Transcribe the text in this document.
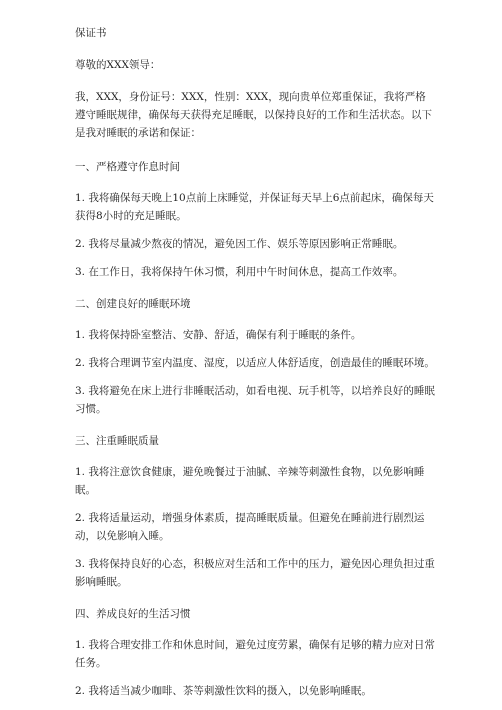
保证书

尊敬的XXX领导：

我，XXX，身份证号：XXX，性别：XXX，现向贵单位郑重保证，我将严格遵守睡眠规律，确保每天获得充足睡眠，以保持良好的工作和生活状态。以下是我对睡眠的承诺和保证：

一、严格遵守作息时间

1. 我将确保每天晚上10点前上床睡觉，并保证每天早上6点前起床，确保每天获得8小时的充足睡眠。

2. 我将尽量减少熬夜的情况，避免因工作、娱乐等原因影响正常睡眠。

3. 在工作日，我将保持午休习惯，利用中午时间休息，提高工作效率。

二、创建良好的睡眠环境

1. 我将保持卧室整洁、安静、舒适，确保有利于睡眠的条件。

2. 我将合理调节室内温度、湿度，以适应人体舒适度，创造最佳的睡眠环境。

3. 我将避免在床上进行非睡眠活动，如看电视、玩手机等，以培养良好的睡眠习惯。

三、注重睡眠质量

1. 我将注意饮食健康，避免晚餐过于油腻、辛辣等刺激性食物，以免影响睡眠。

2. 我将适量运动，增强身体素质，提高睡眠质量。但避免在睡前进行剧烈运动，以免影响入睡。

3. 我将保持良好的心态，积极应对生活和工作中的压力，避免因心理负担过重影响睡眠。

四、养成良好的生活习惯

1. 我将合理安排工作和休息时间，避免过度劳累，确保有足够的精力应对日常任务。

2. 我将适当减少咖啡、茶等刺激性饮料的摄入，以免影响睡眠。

## Exercise
Leave the images out and output the remaining material exactly as it stands.

## Worked answer
Transcribe the text in this document.
保证书

尊敬的XXX领导：

我，XXX，身份证号：XXX，性别：XXX，现向贵单位郑重保证，我将严格遵守睡眠规律，确保每天获得充足睡眠，以保持良好的工作和生活状态。以下是我对睡眠的承诺和保证：

一、严格遵守作息时间

1. 我将确保每天晚上10点前上床睡觉，并保证每天早上6点前起床，确保每天获得8小时的充足睡眠。

2. 我将尽量减少熬夜的情况，避免因工作、娱乐等原因影响正常睡眠。

3. 在工作日，我将保持午休习惯，利用中午时间休息，提高工作效率。

二、创建良好的睡眠环境

1. 我将保持卧室整洁、安静、舒适，确保有利于睡眠的条件。

2. 我将合理调节室内温度、湿度，以适应人体舒适度，创造最佳的睡眠环境。

3. 我将避免在床上进行非睡眠活动，如看电视、玩手机等，以培养良好的睡眠习惯。

三、注重睡眠质量

1. 我将注意饮食健康，避免晚餐过于油腻、辛辣等刺激性食物，以免影响睡眠。

2. 我将适量运动，增强身体素质，提高睡眠质量。但避免在睡前进行剧烈运动，以免影响入睡。

3. 我将保持良好的心态，积极应对生活和工作中的压力，避免因心理负担过重影响睡眠。

四、养成良好的生活习惯

1. 我将合理安排工作和休息时间，避免过度劳累，确保有足够的精力应对日常任务。

2. 我将适当减少咖啡、茶等刺激性饮料的摄入，以免影响睡眠。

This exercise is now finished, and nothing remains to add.